Records from a data collection
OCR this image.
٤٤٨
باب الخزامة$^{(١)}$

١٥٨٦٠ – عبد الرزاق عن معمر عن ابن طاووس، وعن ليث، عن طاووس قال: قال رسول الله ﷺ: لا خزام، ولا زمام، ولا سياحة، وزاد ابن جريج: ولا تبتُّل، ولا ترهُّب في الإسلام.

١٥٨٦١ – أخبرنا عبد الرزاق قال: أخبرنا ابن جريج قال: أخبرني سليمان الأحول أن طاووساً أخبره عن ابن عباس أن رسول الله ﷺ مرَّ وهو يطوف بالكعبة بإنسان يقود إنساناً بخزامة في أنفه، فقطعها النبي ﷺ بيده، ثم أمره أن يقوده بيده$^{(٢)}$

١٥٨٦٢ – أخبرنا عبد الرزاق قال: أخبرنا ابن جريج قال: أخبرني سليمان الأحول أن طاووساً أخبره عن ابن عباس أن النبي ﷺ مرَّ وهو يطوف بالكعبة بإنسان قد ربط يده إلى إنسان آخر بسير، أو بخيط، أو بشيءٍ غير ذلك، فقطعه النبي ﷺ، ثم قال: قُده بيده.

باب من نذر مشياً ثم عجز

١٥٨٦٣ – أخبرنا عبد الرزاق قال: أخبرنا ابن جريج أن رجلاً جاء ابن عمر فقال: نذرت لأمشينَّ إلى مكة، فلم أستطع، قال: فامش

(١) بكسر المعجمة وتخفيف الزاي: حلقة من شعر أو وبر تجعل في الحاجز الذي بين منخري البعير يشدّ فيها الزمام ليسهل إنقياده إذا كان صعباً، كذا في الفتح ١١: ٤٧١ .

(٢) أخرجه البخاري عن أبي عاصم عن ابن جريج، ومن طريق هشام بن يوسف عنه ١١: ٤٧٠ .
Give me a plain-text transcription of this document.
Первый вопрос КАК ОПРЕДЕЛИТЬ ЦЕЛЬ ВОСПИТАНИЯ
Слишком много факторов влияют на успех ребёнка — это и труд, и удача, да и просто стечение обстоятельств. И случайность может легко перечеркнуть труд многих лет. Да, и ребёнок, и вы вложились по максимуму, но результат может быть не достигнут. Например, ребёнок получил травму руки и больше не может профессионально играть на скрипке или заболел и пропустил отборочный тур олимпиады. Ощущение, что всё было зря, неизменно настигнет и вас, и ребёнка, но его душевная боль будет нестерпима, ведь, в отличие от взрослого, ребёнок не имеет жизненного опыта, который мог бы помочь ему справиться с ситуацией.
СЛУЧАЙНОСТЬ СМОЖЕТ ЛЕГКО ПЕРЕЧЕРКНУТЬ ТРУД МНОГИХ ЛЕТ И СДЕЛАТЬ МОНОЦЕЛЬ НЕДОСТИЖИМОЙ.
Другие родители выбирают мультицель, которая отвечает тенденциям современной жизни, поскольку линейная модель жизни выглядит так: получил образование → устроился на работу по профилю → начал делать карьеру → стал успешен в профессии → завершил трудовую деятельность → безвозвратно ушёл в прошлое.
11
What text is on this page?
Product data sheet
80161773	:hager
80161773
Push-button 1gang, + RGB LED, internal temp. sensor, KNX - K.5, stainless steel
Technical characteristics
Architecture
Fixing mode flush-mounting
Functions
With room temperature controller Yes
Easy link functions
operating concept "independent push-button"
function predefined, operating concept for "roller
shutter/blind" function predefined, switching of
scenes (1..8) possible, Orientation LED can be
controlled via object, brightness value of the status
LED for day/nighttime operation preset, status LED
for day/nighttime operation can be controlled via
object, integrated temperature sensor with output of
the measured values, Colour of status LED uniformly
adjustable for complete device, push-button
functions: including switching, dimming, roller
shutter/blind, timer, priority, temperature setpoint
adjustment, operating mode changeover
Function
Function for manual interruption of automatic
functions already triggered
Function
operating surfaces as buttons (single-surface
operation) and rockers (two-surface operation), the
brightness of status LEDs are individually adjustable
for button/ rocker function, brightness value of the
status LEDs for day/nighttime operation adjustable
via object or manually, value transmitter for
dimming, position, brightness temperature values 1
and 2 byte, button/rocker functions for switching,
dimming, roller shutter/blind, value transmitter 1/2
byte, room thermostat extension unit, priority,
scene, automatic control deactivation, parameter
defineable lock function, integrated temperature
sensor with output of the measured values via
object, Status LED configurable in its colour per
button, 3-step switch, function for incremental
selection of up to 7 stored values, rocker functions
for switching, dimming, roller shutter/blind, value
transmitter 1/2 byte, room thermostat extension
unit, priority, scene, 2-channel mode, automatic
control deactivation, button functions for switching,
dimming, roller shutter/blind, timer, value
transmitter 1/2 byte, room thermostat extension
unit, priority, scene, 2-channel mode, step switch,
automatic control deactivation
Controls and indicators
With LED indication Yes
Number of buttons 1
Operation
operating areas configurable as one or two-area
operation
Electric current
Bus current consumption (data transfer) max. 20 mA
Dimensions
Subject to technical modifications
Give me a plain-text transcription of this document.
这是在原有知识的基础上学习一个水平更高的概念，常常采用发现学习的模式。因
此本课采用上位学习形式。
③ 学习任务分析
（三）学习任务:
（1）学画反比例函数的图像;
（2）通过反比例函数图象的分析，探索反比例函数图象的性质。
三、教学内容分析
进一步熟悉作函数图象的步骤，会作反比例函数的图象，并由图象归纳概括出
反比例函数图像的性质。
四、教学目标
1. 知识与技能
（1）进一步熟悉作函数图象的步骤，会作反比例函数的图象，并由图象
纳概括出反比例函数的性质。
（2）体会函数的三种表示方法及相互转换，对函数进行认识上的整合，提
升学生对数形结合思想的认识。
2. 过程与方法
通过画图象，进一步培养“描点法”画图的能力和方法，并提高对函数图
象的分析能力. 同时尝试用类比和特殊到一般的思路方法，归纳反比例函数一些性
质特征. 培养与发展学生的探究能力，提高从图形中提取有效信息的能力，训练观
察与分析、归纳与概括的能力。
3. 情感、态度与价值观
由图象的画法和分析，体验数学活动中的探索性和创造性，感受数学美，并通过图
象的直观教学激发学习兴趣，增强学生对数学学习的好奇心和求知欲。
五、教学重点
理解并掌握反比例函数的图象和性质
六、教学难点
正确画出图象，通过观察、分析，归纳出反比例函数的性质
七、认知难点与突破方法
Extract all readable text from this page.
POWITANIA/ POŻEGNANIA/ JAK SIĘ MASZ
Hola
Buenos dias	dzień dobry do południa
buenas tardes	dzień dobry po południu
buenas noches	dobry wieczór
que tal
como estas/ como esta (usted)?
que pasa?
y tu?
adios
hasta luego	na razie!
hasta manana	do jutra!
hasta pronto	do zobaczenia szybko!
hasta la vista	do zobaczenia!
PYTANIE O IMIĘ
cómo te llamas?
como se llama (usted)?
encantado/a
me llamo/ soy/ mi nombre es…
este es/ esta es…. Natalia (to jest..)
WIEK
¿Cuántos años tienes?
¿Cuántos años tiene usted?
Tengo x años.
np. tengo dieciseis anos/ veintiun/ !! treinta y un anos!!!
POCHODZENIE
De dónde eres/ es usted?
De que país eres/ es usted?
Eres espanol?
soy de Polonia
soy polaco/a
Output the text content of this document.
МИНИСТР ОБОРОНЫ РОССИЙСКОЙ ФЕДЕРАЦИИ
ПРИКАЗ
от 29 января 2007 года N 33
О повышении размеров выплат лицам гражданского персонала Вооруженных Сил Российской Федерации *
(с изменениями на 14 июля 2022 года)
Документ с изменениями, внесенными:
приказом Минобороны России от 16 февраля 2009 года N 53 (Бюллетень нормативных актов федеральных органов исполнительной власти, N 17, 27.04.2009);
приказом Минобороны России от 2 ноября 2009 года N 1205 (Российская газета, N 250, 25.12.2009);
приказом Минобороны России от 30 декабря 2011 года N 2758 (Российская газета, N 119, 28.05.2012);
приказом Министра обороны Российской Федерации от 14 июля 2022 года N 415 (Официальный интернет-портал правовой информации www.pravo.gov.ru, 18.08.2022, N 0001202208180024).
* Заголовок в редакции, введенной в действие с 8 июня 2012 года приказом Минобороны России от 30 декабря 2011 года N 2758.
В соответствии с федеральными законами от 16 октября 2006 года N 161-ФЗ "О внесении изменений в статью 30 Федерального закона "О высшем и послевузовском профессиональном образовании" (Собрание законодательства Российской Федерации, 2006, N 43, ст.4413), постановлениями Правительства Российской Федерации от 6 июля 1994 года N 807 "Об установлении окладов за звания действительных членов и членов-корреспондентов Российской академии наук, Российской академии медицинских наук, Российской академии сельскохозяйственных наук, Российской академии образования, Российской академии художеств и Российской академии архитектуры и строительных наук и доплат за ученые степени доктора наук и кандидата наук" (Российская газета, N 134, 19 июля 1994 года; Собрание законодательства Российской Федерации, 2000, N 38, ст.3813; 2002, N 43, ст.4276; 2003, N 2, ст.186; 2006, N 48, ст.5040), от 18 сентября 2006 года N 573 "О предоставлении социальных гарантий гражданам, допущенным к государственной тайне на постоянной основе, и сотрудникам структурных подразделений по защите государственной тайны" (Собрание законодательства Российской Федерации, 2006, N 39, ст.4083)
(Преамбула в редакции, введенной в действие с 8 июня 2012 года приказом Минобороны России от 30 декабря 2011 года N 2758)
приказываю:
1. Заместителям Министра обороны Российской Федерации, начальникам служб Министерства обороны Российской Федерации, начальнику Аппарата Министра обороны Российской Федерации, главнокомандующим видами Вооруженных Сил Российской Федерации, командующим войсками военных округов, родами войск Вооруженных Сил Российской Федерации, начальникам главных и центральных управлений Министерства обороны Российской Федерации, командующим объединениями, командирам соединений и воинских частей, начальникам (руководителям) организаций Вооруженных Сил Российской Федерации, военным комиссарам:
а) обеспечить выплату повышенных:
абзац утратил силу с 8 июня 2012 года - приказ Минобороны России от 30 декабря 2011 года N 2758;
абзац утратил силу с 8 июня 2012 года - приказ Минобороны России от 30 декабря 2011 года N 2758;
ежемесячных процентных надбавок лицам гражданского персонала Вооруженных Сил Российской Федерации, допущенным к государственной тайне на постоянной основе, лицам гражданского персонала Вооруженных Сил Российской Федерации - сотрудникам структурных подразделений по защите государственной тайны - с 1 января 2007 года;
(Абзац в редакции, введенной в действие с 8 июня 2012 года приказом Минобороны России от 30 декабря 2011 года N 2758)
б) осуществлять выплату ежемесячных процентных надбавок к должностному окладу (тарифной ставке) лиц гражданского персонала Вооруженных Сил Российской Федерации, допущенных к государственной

What the task requires> Scan the listing above and identify each line holding the string "channel"; copy every such line.

Result for this exercise>
unit, priority, scene, 2-channel mode, automatic
unit, priority, scene, 2-channel mode, step switch,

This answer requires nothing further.